▼▼▼

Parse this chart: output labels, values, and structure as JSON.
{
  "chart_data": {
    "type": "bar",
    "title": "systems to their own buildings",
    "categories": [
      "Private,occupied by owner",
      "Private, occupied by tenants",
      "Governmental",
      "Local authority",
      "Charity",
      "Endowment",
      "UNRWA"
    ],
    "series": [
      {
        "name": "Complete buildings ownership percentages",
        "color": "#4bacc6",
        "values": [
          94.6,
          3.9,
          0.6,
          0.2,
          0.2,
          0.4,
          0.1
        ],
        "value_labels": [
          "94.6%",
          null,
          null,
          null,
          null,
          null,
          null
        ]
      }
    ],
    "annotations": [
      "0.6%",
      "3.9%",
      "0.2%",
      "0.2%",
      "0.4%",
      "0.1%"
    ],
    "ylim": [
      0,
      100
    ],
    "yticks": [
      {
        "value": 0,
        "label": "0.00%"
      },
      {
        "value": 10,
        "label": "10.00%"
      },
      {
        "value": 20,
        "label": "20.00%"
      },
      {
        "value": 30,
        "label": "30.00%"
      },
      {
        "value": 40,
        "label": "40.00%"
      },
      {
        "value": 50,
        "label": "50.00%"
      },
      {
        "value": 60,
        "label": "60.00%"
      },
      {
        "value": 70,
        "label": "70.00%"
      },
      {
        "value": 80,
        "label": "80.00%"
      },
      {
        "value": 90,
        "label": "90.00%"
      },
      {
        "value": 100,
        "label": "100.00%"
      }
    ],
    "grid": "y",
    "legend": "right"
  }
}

▲▲▲

**Goal**
Find the word "values" and list each line it appears in.

**Output for this exercise**
Parse this chart: output labels, values, and structure as JSON.
        "values": [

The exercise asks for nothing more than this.